Collected data entries
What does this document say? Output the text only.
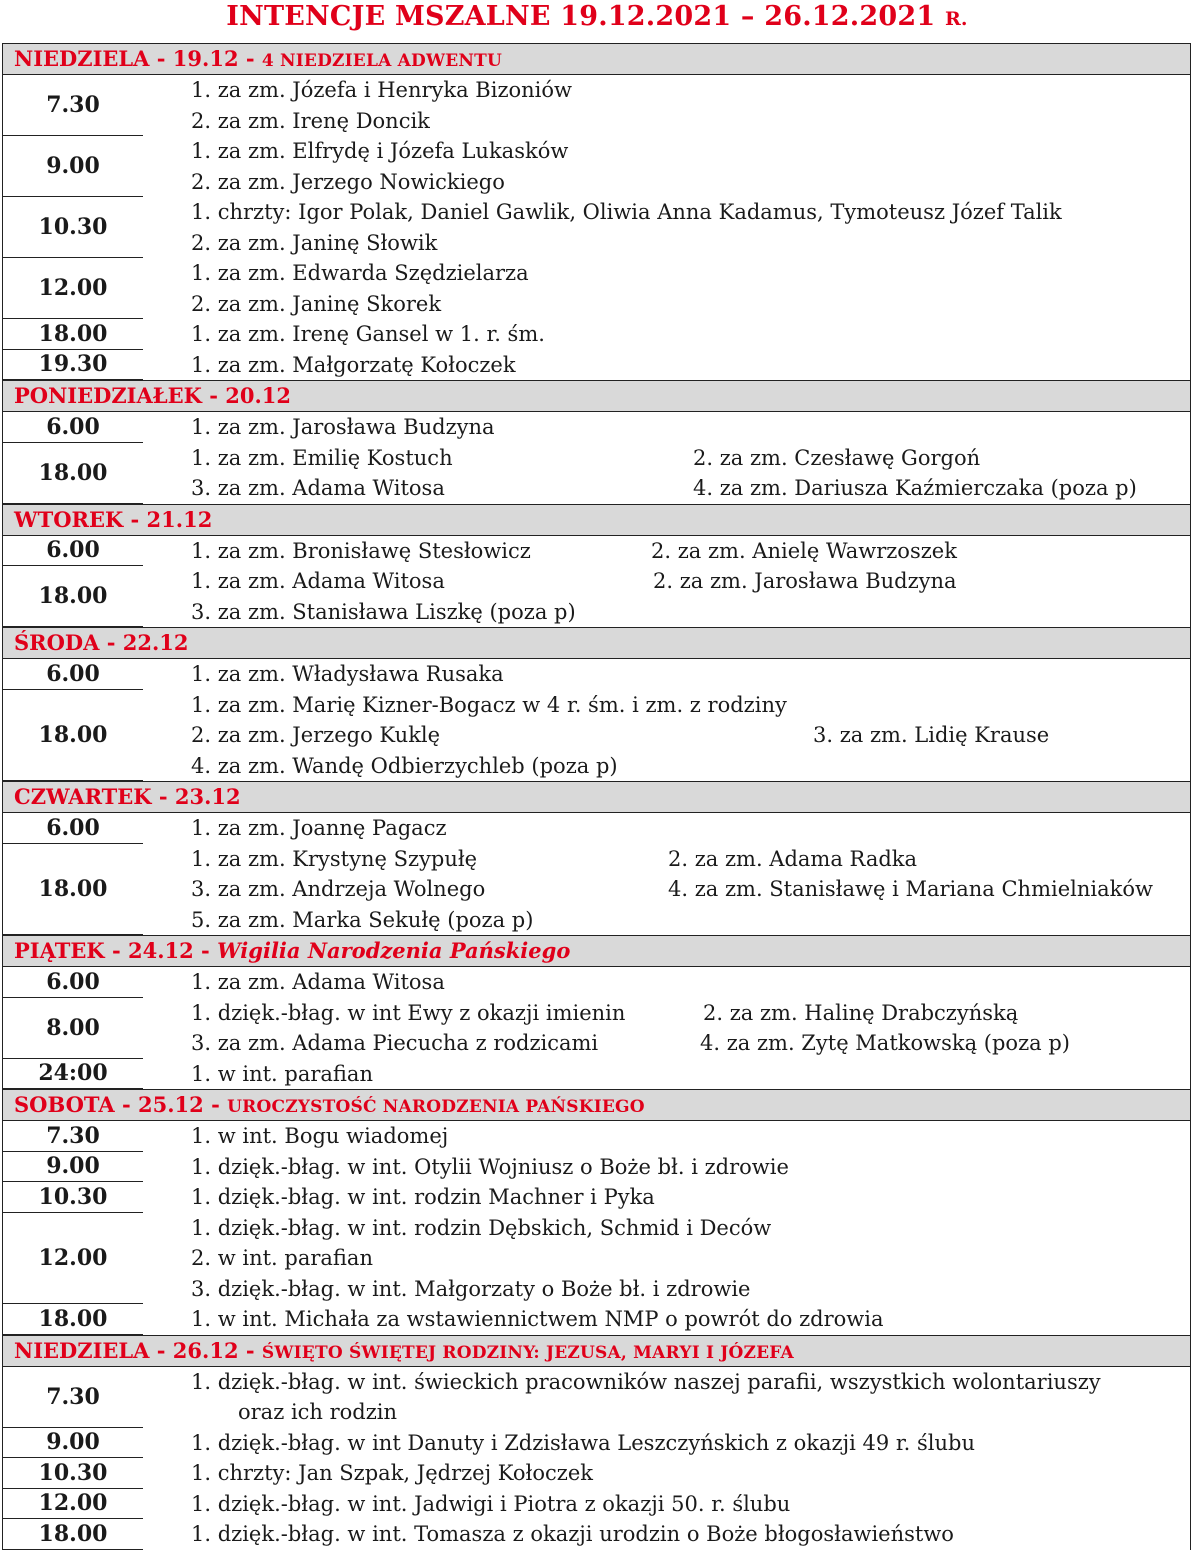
INTENCJE MSZALNE 19.12.2021 – 26.12.2021 R.
NIEDZIELA - 19.12 - 4 NIEDZIELA ADWENTU
7.30
1. za zm. Józefa i Henryka Bizoniów
2. za zm. Irenę Doncik
9.00
1. za zm. Elfrydę i Józefa Lukasków
2. za zm. Jerzego Nowickiego
10.30
1. chrzty: Igor Polak, Daniel Gawlik, Oliwia Anna Kadamus, Tymoteusz Józef Talik
2. za zm. Janinę Słowik
12.00
1. za zm. Edwarda Szędzielarza
2. za zm. Janinę Skorek
18.00	1. za zm. Irenę Gansel w 1. r. śm.
19.30	1. za zm. Małgorzatę Kołoczek
PONIEDZIAŁEK - 20.12
6.00	1. za zm. Jarosława Budzyna
18.00
1. za zm. Emilię Kostuch	2. za zm. Czesławę Gorgoń
3. za zm. Adama Witosa	4. za zm. Dariusza Kaźmierczaka (poza p)
WTOREK - 21.12
6.00	1. za zm. Bronisławę Stesłowicz	2. za zm. Anielę Wawrzoszek
18.00
1. za zm. Adama Witosa	2. za zm. Jarosława Budzyna
3. za zm. Stanisława Liszkę (poza p)
ŚRODA - 22.12
6.00	1. za zm. Władysława Rusaka
18.00
1. za zm. Marię Kizner-Bogacz w 4 r. śm. i zm. z rodziny
2. za zm. Jerzego Kuklę	3. za zm. Lidię Krause
4. za zm. Wandę Odbierzychleb (poza p)
CZWARTEK - 23.12
6.00	1. za zm. Joannę Pagacz
18.00
1. za zm. Krystynę Szypułę	2. za zm. Adama Radka
3. za zm. Andrzeja Wolnego	4. za zm. Stanisławę i Mariana Chmielniaków
5. za zm. Marka Sekułę (poza p)
PIĄTEK - 24.12 - Wigilia Narodzenia Pańskiego
6.00	1. za zm. Adama Witosa
8.00
1. dzięk.-błag. w int Ewy z okazji imienin	2. za zm. Halinę Drabczyńską
3. za zm. Adama Piecucha z rodzicami	4. za zm. Zytę Matkowską (poza p)
24:00	1. w int. parafian
SOBOTA - 25.12 - UROCZYSTOŚĆ NARODZENIA PAŃSKIEGO
7.30	1. w int. Bogu wiadomej
9.00	1. dzięk.-błag. w int. Otylii Wojniusz o Boże bł. i zdrowie
10.30	1. dzięk.-błag. w int. rodzin Machner i Pyka
12.00
1. dzięk.-błag. w int. rodzin Dębskich, Schmid i Deców
2. w int. parafian
3. dzięk.-błag. w int. Małgorzaty o Boże bł. i zdrowie
18.00	1. w int. Michała za wstawiennictwem NMP o powrót do zdrowia
NIEDZIELA - 26.12 - ŚWIĘTO ŚWIĘTEJ RODZINY: JEZUSA, MARYI I JÓZEFA
7.30
1. dzięk.-błag. w int. świeckich pracowników naszej parafii, wszystkich wolontariuszy
oraz ich rodzin
9.00	1. dzięk.-błag. w int Danuty i Zdzisława Leszczyńskich z okazji 49 r. ślubu
10.30	1. chrzty: Jan Szpak, Jędrzej Kołoczek
12.00	1. dzięk.-błag. w int. Jadwigi i Piotra z okazji 50. r. ślubu
18.00	1. dzięk.-błag. w int. Tomasza z okazji urodzin o Boże błogosławieństwo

▶ [Written instruction]: Repeat the listing above exactly, with no pictures.

▶ [Task output]:
What does this document say? Output the text only.
INTENCJE MSZALNE 19.12.2021 – 26.12.2021 R.
NIEDZIELA - 19.12 - 4 NIEDZIELA ADWENTU
7.30
1. za zm. Józefa i Henryka Bizoniów
2. za zm. Irenę Doncik
9.00
1. za zm. Elfrydę i Józefa Lukasków
2. za zm. Jerzego Nowickiego
10.30
1. chrzty: Igor Polak, Daniel Gawlik, Oliwia Anna Kadamus, Tymoteusz Józef Talik
2. za zm. Janinę Słowik
12.00
1. za zm. Edwarda Szędzielarza
2. za zm. Janinę Skorek
18.00	1. za zm. Irenę Gansel w 1. r. śm.
19.30	1. za zm. Małgorzatę Kołoczek
PONIEDZIAŁEK - 20.12
6.00	1. za zm. Jarosława Budzyna
18.00
1. za zm. Emilię Kostuch	2. za zm. Czesławę Gorgoń
3. za zm. Adama Witosa	4. za zm. Dariusza Kaźmierczaka (poza p)
WTOREK - 21.12
6.00	1. za zm. Bronisławę Stesłowicz	2. za zm. Anielę Wawrzoszek
18.00
1. za zm. Adama Witosa	2. za zm. Jarosława Budzyna
3. za zm. Stanisława Liszkę (poza p)
ŚRODA - 22.12
6.00	1. za zm. Władysława Rusaka
18.00
1. za zm. Marię Kizner-Bogacz w 4 r. śm. i zm. z rodziny
2. za zm. Jerzego Kuklę	3. za zm. Lidię Krause
4. za zm. Wandę Odbierzychleb (poza p)
CZWARTEK - 23.12
6.00	1. za zm. Joannę Pagacz
18.00
1. za zm. Krystynę Szypułę	2. za zm. Adama Radka
3. za zm. Andrzeja Wolnego	4. za zm. Stanisławę i Mariana Chmielniaków
5. za zm. Marka Sekułę (poza p)
PIĄTEK - 24.12 - Wigilia Narodzenia Pańskiego
6.00	1. za zm. Adama Witosa
8.00
1. dzięk.-błag. w int Ewy z okazji imienin	2. za zm. Halinę Drabczyńską
3. za zm. Adama Piecucha z rodzicami	4. za zm. Zytę Matkowską (poza p)
24:00	1. w int. parafian
SOBOTA - 25.12 - UROCZYSTOŚĆ NARODZENIA PAŃSKIEGO
7.30	1. w int. Bogu wiadomej
9.00	1. dzięk.-błag. w int. Otylii Wojniusz o Boże bł. i zdrowie
10.30	1. dzięk.-błag. w int. rodzin Machner i Pyka
12.00
1. dzięk.-błag. w int. rodzin Dębskich, Schmid i Deców
2. w int. parafian
3. dzięk.-błag. w int. Małgorzaty o Boże bł. i zdrowie
18.00	1. w int. Michała za wstawiennictwem NMP o powrót do zdrowia
NIEDZIELA - 26.12 - ŚWIĘTO ŚWIĘTEJ RODZINY: JEZUSA, MARYI I JÓZEFA
7.30
1. dzięk.-błag. w int. świeckich pracowników naszej parafii, wszystkich wolontariuszy
oraz ich rodzin
9.00	1. dzięk.-błag. w int Danuty i Zdzisława Leszczyńskich z okazji 49 r. ślubu
10.30	1. chrzty: Jan Szpak, Jędrzej Kołoczek
12.00	1. dzięk.-błag. w int. Jadwigi i Piotra z okazji 50. r. ślubu
18.00	1. dzięk.-błag. w int. Tomasza z okazji urodzin o Boże błogosławieństwo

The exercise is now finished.